[begin INPUT DATA]
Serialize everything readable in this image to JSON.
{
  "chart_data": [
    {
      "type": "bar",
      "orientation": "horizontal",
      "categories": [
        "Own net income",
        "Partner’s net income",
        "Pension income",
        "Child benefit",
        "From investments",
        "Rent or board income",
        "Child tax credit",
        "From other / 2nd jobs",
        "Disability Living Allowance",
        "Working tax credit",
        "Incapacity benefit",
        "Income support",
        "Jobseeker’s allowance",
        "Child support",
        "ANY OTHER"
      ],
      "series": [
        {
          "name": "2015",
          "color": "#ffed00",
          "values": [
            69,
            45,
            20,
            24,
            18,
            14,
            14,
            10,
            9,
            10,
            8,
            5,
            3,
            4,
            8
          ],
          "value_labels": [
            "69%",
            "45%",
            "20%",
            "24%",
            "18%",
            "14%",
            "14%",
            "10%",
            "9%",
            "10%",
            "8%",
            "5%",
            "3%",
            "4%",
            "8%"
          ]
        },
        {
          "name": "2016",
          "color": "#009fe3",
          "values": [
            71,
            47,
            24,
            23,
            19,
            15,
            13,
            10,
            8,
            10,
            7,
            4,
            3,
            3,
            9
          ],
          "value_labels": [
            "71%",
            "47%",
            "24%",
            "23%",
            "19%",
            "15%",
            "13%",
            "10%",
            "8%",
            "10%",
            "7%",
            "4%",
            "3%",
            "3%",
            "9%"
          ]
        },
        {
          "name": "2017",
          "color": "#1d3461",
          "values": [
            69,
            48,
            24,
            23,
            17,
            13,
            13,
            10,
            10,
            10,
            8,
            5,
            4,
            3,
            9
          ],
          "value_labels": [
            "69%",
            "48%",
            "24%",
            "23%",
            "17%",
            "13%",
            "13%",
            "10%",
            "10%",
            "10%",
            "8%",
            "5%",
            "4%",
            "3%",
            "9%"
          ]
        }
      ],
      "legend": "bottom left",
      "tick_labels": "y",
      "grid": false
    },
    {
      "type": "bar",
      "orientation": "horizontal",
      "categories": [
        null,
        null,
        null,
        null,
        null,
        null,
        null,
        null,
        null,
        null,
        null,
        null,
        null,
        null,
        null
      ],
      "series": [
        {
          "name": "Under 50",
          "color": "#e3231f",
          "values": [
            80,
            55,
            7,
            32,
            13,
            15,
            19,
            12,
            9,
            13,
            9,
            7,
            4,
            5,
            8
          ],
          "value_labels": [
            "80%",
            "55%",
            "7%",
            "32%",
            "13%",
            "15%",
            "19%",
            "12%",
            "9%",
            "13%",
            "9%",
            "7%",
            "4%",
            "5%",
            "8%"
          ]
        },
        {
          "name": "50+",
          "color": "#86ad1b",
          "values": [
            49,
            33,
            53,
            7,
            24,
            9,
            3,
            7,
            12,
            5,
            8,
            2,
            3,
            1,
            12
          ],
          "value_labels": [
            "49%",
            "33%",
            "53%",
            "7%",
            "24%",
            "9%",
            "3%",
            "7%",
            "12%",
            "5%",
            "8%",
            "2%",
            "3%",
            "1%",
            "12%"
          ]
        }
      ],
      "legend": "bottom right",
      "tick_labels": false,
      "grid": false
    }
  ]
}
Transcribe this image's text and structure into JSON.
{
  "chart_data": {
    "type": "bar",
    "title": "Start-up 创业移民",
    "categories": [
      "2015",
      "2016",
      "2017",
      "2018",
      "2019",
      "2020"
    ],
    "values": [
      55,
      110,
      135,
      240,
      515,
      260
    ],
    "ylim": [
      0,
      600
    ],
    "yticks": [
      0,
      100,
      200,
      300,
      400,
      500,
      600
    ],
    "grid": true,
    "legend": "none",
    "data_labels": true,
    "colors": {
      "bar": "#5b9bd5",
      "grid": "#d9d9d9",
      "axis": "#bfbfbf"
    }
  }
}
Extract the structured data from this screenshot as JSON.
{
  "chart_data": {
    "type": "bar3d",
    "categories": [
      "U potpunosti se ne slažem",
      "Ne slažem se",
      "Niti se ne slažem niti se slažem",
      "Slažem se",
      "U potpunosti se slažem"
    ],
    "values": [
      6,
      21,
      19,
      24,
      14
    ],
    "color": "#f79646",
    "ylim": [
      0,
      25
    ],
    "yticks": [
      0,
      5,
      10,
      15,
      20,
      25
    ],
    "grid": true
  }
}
[end INPUT DATA]
▶ **REQUIREMENTS**: Repeat every line of the material exactly as given.

▶ **FINAL RESULT**:
Serialize everything readable in this image to JSON.
{
  "chart_data": [
    {
      "type": "bar",
      "orientation": "horizontal",
      "categories": [
        "Own net income",
        "Partner’s net income",
        "Pension income",
        "Child benefit",
        "From investments",
        "Rent or board income",
        "Child tax credit",
        "From other / 2nd jobs",
        "Disability Living Allowance",
        "Working tax credit",
        "Incapacity benefit",
        "Income support",
        "Jobseeker’s allowance",
        "Child support",
        "ANY OTHER"
      ],
      "series": [
        {
          "name": "2015",
          "color": "#ffed00",
          "values": [
            69,
            45,
            20,
            24,
            18,
            14,
            14,
            10,
            9,
            10,
            8,
            5,
            3,
            4,
            8
          ],
          "value_labels": [
            "69%",
            "45%",
            "20%",
            "24%",
            "18%",
            "14%",
            "14%",
            "10%",
            "9%",
            "10%",
            "8%",
            "5%",
            "3%",
            "4%",
            "8%"
          ]
        },
        {
          "name": "2016",
          "color": "#009fe3",
          "values": [
            71,
            47,
            24,
            23,
            19,
            15,
            13,
            10,
            8,
            10,
            7,
            4,
            3,
            3,
            9
          ],
          "value_labels": [
            "71%",
            "47%",
            "24%",
            "23%",
            "19%",
            "15%",
            "13%",
            "10%",
            "8%",
            "10%",
            "7%",
            "4%",
            "3%",
            "3%",
            "9%"
          ]
        },
        {
          "name": "2017",
          "color": "#1d3461",
          "values": [
            69,
            48,
            24,
            23,
            17,
            13,
            13,
            10,
            10,
            10,
            8,
            5,
            4,
            3,
            9
          ],
          "value_labels": [
            "69%",
            "48%",
            "24%",
            "23%",
            "17%",
            "13%",
            "13%",
            "10%",
            "10%",
            "10%",
            "8%",
            "5%",
            "4%",
            "3%",
            "9%"
          ]
        }
      ],
      "legend": "bottom left",
      "tick_labels": "y",
      "grid": false
    },
    {
      "type": "bar",
      "orientation": "horizontal",
      "categories": [
        null,
        null,
        null,
        null,
        null,
        null,
        null,
        null,
        null,
        null,
        null,
        null,
        null,
        null,
        null
      ],
      "series": [
        {
          "name": "Under 50",
          "color": "#e3231f",
          "values": [
            80,
            55,
            7,
            32,
            13,
            15,
            19,
            12,
            9,
            13,
            9,
            7,
            4,
            5,
            8
          ],
          "value_labels": [
            "80%",
            "55%",
            "7%",
            "32%",
            "13%",
            "15%",
            "19%",
            "12%",
            "9%",
            "13%",
            "9%",
            "7%",
            "4%",
            "5%",
            "8%"
          ]
        },
        {
          "name": "50+",
          "color": "#86ad1b",
          "values": [
            49,
            33,
            53,
            7,
            24,
            9,
            3,
            7,
            12,
            5,
            8,
            2,
            3,
            1,
            12
          ],
          "value_labels": [
            "49%",
            "33%",
            "53%",
            "7%",
            "24%",
            "9%",
            "3%",
            "7%",
            "12%",
            "5%",
            "8%",
            "2%",
            "3%",
            "1%",
            "12%"
          ]
        }
      ],
      "legend": "bottom right",
      "tick_labels": false,
      "grid": false
    }
  ]
}
Transcribe this image's text and structure into JSON.
{
  "chart_data": {
    "type": "bar",
    "title": "Start-up 创业移民",
    "categories": [
      "2015",
      "2016",
      "2017",
      "2018",
      "2019",
      "2020"
    ],
    "values": [
      55,
      110,
      135,
      240,
      515,
      260
    ],
    "ylim": [
      0,
      600
    ],
    "yticks": [
      0,
      100,
      200,
      300,
      400,
      500,
      600
    ],
    "grid": true,
    "legend": "none",
    "data_labels": true,
    "colors": {
      "bar": "#5b9bd5",
      "grid": "#d9d9d9",
      "axis": "#bfbfbf"
    }
  }
}
Extract the structured data from this screenshot as JSON.
{
  "chart_data": {
    "type": "bar3d",
    "categories": [
      "U potpunosti se ne slažem",
      "Ne slažem se",
      "Niti se ne slažem niti se slažem",
      "Slažem se",
      "U potpunosti se slažem"
    ],
    "values": [
      6,
      21,
      19,
      24,
      14
    ],
    "color": "#f79646",
    "ylim": [
      0,
      25
    ],
    "yticks": [
      0,
      5,
      10,
      15,
      20,
      25
    ],
    "grid": true
  }
}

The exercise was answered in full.